* _WHAT THE TASK ASKS_
Filter for the word "became" and keep each matching line.
* start *
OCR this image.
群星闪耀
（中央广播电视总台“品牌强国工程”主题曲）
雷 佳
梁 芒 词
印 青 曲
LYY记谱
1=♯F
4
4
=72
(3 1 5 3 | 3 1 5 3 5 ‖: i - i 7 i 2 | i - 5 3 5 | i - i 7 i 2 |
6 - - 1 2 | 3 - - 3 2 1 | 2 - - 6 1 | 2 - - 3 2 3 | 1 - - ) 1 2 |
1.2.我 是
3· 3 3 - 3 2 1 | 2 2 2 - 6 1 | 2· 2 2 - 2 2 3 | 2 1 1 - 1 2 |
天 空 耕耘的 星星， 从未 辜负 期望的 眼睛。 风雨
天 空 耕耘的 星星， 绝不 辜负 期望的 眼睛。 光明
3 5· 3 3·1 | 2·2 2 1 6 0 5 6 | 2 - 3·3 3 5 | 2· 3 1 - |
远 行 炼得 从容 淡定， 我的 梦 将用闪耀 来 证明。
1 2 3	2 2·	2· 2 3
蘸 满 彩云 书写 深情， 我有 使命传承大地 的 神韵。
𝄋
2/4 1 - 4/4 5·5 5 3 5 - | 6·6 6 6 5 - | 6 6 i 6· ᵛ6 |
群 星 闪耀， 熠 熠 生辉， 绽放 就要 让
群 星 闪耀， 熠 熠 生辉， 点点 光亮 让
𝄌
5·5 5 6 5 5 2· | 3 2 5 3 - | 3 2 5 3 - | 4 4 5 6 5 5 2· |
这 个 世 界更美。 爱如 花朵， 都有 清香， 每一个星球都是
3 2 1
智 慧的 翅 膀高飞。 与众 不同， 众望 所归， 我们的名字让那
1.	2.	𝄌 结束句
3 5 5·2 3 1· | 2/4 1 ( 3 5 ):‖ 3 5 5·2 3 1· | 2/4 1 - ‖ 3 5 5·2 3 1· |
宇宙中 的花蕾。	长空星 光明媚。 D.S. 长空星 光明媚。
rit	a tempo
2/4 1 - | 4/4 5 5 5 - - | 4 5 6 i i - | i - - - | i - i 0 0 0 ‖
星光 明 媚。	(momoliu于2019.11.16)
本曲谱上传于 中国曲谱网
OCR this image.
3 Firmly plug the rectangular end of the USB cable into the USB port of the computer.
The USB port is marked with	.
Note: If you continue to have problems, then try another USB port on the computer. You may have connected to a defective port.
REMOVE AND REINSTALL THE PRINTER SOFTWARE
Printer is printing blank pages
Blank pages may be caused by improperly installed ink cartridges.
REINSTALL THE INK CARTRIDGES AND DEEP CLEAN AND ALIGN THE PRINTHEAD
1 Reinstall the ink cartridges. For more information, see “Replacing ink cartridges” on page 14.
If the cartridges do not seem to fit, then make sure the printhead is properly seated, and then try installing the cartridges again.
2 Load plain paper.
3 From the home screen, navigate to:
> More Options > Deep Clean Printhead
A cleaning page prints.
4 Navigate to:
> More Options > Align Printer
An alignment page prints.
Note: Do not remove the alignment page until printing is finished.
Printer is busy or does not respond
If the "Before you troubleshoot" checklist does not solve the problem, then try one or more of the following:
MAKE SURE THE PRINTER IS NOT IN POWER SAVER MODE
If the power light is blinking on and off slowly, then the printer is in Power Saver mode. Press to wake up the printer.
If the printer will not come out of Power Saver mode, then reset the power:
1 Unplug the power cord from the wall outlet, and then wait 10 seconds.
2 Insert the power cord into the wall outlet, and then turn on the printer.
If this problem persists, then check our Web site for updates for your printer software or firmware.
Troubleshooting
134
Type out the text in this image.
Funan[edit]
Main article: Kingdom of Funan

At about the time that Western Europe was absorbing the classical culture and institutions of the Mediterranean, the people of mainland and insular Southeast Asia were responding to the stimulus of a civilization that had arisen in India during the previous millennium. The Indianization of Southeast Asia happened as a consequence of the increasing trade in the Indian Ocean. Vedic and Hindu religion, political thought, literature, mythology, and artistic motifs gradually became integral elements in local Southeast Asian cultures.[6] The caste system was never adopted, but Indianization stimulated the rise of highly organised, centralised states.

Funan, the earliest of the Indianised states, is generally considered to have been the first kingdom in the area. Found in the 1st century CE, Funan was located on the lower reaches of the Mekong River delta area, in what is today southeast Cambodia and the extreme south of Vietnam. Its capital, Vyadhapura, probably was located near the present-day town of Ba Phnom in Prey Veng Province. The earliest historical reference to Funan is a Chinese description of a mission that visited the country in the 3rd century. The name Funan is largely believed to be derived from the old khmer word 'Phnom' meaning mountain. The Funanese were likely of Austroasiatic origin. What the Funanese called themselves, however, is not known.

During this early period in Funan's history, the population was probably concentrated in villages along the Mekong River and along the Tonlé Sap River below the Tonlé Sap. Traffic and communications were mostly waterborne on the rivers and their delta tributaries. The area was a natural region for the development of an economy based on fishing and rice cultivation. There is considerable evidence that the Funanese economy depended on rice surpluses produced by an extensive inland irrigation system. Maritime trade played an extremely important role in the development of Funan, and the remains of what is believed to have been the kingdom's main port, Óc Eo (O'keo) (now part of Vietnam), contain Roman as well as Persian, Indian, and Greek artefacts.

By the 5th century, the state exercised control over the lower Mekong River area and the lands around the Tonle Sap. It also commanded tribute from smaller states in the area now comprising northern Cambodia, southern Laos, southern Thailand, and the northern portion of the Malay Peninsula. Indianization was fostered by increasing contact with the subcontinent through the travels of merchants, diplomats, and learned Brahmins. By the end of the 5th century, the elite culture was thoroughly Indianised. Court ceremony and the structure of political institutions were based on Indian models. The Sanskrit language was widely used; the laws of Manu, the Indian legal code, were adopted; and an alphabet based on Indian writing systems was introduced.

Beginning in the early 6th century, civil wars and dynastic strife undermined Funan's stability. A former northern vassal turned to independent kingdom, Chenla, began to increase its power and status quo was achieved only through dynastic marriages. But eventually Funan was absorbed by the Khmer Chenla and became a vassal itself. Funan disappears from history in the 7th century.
* end *
* _OUTPUT OF THE EXERCISE_
At about the time that Western Europe was absorbing the classical culture and institutions of the Mediterranean, the people of mainland and insular Southeast Asia were responding to the stimulus of a civilization that had arisen in India during the previous millennium. The Indianization of Southeast Asia happened as a consequence of the increasing trade in the Indian Ocean. Vedic and Hindu religion, political thought, literature, mythology, and artistic motifs gradually became integral elements in local Southeast Asian cultures.[6] The caste system was never adopted, but Indianization stimulated the rise of highly organised, centralised states.
Beginning in the early 6th century, civil wars and dynastic strife undermined Funan's stability. A former northern vassal turned to independent kingdom, Chenla, began to increase its power and status quo was achieved only through dynastic marriages. But eventually Funan was absorbed by the Khmer Chenla and became a vassal itself. Funan disappears from history in the 7th century.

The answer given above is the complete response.